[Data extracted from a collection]
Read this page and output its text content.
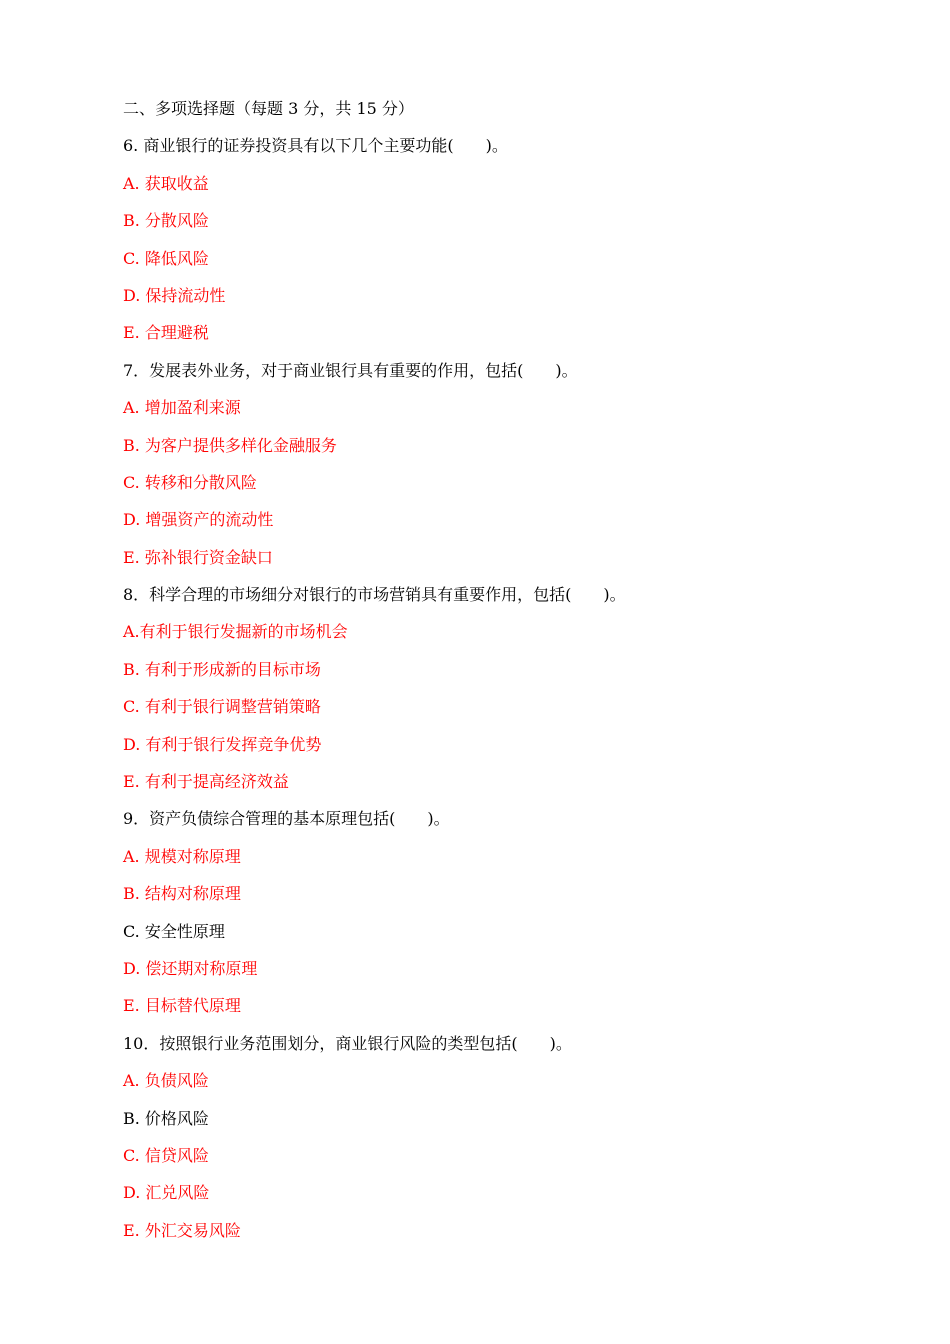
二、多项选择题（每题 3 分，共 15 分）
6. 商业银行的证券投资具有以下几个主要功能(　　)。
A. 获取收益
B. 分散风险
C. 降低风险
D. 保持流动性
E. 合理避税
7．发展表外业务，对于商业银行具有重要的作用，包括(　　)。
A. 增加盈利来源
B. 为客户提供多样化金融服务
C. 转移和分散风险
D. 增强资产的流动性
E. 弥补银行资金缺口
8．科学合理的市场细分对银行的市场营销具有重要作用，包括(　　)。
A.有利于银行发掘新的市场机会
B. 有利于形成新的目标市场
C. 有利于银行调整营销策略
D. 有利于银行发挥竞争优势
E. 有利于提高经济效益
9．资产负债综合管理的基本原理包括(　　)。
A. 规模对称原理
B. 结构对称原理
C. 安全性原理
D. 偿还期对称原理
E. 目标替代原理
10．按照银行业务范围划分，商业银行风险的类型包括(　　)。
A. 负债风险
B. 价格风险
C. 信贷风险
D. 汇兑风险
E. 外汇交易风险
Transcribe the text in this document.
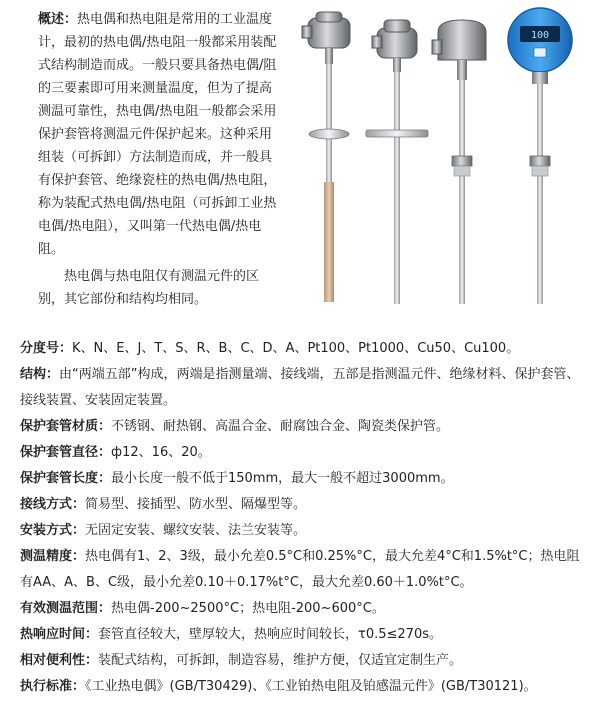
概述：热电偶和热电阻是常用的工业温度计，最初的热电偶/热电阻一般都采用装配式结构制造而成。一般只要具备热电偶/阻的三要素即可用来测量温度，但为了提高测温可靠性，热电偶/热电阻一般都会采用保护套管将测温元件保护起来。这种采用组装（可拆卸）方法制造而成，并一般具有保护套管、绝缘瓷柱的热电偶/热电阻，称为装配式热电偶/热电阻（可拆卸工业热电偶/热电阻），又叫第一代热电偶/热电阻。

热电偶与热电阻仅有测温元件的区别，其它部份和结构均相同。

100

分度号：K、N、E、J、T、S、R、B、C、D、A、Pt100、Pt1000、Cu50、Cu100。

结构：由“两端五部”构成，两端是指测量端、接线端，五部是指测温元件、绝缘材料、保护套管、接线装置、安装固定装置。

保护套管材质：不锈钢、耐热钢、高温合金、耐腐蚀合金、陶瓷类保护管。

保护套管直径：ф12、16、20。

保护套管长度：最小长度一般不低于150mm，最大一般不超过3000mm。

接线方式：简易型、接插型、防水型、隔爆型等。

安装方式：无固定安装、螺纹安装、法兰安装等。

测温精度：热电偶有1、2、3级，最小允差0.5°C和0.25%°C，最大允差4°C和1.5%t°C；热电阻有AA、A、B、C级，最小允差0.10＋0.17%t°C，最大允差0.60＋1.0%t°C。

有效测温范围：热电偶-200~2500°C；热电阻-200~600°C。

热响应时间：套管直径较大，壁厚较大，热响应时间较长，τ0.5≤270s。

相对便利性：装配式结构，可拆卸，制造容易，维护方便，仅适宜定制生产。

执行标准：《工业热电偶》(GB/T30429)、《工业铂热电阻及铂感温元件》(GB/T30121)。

# WHAT YOU NEED TO DO
Without the pictures, transcribe the listing above exactly.

# RESPONSE TO THE TASK
Read this page and output its text content.
二、多项选择题（每题 3 分，共 15 分）
6. 商业银行的证券投资具有以下几个主要功能(　　)。
A. 获取收益
B. 分散风险
C. 降低风险
D. 保持流动性
E. 合理避税
7．发展表外业务，对于商业银行具有重要的作用，包括(　　)。
A. 增加盈利来源
B. 为客户提供多样化金融服务
C. 转移和分散风险
D. 增强资产的流动性
E. 弥补银行资金缺口
8．科学合理的市场细分对银行的市场营销具有重要作用，包括(　　)。
A.有利于银行发掘新的市场机会
B. 有利于形成新的目标市场
C. 有利于银行调整营销策略
D. 有利于银行发挥竞争优势
E. 有利于提高经济效益
9．资产负债综合管理的基本原理包括(　　)。
A. 规模对称原理
B. 结构对称原理
C. 安全性原理
D. 偿还期对称原理
E. 目标替代原理
10．按照银行业务范围划分，商业银行风险的类型包括(　　)。
A. 负债风险
B. 价格风险
C. 信贷风险
D. 汇兑风险
E. 外汇交易风险
Transcribe the text in this document.
概述：热电偶和热电阻是常用的工业温度计，最初的热电偶/热电阻一般都采用装配式结构制造而成。一般只要具备热电偶/阻的三要素即可用来测量温度，但为了提高测温可靠性，热电偶/热电阻一般都会采用保护套管将测温元件保护起来。这种采用组装（可拆卸）方法制造而成，并一般具有保护套管、绝缘瓷柱的热电偶/热电阻，称为装配式热电偶/热电阻（可拆卸工业热电偶/热电阻），又叫第一代热电偶/热电阻。

热电偶与热电阻仅有测温元件的区别，其它部份和结构均相同。

100

分度号：K、N、E、J、T、S、R、B、C、D、A、Pt100、Pt1000、Cu50、Cu100。

结构：由“两端五部”构成，两端是指测量端、接线端，五部是指测温元件、绝缘材料、保护套管、接线装置、安装固定装置。

保护套管材质：不锈钢、耐热钢、高温合金、耐腐蚀合金、陶瓷类保护管。

保护套管直径：ф12、16、20。

保护套管长度：最小长度一般不低于150mm，最大一般不超过3000mm。

接线方式：简易型、接插型、防水型、隔爆型等。

安装方式：无固定安装、螺纹安装、法兰安装等。

测温精度：热电偶有1、2、3级，最小允差0.5°C和0.25%°C，最大允差4°C和1.5%t°C；热电阻有AA、A、B、C级，最小允差0.10＋0.17%t°C，最大允差0.60＋1.0%t°C。

有效测温范围：热电偶-200~2500°C；热电阻-200~600°C。

热响应时间：套管直径较大，壁厚较大，热响应时间较长，τ0.5≤270s。

相对便利性：装配式结构，可拆卸，制造容易，维护方便，仅适宜定制生产。

执行标准：《工业热电偶》(GB/T30429)、《工业铂热电阻及铂感温元件》(GB/T30121)。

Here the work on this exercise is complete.